> _CHALLENGE_: Collect all lines containing the word "text" from the data.

Stored records:
++++

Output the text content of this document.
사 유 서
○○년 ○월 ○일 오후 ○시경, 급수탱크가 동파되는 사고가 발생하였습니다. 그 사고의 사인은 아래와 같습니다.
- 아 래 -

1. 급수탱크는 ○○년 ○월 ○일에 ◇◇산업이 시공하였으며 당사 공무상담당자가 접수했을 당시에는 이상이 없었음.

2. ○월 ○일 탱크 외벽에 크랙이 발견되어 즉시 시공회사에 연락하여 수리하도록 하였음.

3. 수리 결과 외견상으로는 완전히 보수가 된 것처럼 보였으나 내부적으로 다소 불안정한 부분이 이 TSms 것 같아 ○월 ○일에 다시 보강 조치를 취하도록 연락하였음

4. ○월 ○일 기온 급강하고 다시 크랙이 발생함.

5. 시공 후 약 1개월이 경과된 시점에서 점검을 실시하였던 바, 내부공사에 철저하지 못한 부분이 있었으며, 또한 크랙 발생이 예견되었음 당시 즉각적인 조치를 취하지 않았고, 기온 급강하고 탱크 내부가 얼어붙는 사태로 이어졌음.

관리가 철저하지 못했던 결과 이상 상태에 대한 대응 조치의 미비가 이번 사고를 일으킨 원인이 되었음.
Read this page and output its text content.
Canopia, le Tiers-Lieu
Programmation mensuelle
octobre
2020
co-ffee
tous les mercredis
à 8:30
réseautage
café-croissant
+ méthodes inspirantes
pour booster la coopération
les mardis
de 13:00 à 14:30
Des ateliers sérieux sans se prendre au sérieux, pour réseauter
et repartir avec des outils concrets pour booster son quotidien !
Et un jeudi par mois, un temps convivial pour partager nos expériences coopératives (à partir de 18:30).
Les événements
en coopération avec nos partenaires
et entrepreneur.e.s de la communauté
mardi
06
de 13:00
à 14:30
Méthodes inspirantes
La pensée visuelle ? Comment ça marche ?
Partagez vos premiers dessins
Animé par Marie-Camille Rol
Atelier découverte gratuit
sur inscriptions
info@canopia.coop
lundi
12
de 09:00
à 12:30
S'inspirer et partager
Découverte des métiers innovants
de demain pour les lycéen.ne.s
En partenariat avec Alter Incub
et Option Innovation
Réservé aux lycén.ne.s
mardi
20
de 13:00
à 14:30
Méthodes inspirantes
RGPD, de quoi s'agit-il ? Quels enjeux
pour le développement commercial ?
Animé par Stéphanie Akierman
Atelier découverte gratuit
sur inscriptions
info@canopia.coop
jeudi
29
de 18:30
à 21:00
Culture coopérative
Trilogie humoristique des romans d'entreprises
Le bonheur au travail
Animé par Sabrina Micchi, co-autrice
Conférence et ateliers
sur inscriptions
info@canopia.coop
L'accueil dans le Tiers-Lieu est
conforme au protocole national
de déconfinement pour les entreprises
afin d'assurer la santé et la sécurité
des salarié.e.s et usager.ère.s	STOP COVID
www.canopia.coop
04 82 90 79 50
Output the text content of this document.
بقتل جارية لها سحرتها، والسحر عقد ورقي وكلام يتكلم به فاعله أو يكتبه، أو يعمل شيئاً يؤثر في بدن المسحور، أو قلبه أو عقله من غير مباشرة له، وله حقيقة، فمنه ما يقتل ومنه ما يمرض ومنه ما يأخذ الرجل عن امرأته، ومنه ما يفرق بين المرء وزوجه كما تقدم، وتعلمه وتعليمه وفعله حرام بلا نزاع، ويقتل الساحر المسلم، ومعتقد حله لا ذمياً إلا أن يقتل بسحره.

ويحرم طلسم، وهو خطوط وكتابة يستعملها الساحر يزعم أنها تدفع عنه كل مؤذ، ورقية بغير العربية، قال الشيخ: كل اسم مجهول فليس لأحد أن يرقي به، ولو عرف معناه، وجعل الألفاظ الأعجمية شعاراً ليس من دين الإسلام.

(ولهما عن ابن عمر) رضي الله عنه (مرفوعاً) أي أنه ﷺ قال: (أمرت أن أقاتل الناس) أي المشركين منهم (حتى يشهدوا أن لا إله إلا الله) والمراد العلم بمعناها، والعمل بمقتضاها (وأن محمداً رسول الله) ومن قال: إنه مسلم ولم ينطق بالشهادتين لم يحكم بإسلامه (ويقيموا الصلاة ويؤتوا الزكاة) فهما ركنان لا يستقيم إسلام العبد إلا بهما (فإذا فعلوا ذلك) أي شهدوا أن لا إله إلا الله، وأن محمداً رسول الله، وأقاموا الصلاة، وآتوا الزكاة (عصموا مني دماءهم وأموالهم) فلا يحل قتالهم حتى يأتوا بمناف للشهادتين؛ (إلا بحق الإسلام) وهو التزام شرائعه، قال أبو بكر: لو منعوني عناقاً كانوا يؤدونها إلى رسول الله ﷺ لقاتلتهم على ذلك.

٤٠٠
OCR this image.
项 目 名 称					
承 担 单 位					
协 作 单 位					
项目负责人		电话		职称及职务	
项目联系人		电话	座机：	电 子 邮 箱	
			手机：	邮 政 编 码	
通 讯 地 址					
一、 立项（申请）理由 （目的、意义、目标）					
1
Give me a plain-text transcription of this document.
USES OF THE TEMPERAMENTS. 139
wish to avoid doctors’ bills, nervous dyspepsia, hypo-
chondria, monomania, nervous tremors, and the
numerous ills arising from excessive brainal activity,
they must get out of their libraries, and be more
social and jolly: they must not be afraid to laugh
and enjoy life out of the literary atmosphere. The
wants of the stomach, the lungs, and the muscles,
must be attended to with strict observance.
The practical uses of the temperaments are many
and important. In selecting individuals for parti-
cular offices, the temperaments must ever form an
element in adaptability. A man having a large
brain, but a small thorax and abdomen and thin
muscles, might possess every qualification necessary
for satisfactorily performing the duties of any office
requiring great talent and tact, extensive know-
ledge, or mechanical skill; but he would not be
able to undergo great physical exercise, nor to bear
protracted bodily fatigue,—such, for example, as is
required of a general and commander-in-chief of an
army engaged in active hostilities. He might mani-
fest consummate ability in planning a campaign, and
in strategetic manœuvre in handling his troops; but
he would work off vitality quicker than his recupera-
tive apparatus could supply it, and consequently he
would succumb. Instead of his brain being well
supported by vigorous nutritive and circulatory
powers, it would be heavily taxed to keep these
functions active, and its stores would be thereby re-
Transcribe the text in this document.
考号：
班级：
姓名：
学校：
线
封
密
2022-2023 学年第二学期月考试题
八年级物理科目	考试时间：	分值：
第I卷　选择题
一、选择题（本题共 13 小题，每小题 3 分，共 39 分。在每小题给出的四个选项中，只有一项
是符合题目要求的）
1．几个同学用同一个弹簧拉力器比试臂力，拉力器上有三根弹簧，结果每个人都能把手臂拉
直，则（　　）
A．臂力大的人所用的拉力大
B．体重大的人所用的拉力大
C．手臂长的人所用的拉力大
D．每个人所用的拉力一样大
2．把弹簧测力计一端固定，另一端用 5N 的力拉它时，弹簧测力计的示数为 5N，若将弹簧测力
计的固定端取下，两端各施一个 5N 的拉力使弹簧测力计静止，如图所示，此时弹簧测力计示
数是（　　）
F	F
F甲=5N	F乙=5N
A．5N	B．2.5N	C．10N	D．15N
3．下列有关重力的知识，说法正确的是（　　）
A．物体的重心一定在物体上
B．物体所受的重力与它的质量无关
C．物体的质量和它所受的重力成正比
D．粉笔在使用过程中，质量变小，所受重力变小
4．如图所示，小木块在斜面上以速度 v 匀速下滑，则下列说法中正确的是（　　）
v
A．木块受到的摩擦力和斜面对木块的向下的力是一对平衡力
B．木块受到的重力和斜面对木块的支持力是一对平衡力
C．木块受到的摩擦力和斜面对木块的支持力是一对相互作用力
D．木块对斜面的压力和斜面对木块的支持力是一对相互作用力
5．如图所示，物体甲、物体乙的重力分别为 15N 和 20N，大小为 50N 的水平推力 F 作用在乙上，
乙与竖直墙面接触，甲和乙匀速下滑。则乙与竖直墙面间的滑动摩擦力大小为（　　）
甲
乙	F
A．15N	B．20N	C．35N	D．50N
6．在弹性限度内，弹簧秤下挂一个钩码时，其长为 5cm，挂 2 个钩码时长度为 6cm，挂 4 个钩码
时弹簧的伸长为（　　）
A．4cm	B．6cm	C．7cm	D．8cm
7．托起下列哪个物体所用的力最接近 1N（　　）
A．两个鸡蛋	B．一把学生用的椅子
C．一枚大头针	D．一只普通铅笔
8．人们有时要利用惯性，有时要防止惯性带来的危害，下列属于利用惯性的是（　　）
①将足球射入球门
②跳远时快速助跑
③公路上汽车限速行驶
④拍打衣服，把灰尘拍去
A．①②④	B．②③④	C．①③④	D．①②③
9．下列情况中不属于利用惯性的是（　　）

++++

> _RESULT OF THE TASK_:
Output the text content of this document.
Read this page and output its text content.
Output the text content of this document.
Give me a plain-text transcription of this document.
Transcribe the text in this document.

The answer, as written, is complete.